**Provided records:**

_ _ _ _ _ _ _

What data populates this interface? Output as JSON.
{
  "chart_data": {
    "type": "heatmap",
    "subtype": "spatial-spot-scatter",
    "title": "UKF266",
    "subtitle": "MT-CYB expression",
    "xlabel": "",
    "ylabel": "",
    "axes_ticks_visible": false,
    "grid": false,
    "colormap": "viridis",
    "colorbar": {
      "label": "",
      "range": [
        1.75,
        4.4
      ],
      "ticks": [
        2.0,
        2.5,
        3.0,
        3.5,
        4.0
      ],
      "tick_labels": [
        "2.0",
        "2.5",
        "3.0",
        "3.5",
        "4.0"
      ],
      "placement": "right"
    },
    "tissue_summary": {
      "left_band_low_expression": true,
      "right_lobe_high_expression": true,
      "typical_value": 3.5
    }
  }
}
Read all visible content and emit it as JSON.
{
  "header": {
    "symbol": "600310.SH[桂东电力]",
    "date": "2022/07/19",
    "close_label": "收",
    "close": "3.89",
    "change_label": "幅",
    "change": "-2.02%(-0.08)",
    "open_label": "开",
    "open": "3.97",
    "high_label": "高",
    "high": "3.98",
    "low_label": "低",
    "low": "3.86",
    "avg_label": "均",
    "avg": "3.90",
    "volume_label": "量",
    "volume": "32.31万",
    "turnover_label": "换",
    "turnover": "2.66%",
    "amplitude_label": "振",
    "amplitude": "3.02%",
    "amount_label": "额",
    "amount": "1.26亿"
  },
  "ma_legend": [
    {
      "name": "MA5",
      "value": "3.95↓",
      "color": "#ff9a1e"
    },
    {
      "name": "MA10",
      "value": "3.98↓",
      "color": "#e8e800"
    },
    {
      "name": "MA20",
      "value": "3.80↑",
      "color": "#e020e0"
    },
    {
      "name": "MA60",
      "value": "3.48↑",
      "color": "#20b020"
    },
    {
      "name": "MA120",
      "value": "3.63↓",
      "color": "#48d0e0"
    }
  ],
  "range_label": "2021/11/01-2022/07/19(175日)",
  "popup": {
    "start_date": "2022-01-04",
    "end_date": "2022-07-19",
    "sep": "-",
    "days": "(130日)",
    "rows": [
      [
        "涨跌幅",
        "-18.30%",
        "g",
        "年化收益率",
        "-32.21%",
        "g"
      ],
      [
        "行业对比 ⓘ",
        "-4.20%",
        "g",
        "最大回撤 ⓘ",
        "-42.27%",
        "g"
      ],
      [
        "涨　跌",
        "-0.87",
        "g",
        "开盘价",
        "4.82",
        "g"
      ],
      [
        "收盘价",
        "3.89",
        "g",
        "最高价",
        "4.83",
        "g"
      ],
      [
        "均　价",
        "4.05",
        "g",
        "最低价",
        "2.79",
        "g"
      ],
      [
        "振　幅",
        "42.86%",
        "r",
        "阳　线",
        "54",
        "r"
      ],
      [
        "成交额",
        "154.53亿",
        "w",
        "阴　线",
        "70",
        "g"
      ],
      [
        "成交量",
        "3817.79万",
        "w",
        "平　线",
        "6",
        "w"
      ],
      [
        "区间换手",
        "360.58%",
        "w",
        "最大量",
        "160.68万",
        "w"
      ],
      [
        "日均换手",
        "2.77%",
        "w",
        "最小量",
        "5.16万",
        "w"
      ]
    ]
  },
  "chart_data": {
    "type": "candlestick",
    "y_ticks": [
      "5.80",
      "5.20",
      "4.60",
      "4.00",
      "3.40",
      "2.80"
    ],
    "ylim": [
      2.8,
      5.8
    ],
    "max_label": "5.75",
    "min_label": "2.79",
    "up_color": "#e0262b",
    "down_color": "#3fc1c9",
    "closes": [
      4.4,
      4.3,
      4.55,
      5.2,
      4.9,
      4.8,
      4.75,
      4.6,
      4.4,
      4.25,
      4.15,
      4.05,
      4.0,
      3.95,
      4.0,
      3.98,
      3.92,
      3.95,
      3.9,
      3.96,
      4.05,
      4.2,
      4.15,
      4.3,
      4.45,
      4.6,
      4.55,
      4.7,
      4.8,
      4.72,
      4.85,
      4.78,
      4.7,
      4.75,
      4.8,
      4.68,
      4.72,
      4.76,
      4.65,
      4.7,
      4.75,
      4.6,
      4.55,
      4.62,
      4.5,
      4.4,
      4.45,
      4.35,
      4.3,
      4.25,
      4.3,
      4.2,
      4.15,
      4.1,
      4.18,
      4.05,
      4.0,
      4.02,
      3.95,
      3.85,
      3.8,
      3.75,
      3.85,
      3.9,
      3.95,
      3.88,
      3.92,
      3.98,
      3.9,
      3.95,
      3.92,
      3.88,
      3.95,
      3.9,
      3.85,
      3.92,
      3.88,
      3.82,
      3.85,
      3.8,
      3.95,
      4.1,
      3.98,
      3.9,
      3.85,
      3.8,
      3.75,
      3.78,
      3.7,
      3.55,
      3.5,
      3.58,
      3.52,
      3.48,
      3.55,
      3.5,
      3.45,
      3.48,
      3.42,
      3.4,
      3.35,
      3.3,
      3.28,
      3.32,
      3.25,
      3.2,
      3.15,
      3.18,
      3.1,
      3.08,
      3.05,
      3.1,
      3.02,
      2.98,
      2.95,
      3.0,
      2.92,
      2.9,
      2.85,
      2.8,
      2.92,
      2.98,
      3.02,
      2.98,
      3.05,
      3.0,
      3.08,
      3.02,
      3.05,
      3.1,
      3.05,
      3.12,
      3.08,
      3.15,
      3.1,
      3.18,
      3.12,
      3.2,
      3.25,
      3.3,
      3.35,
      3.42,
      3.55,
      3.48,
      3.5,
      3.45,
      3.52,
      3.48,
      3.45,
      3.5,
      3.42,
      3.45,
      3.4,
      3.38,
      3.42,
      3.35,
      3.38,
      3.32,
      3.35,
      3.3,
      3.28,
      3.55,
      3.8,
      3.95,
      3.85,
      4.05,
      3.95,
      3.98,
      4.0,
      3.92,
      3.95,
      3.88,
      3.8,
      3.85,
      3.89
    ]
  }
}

_ _ _ _ _ _ _

**What is asked:** From the entries above, copy every line where the word "true" shows up.

**Answer for this exercise:**
      "left_band_low_expression": true,
      "right_lobe_high_expression": true,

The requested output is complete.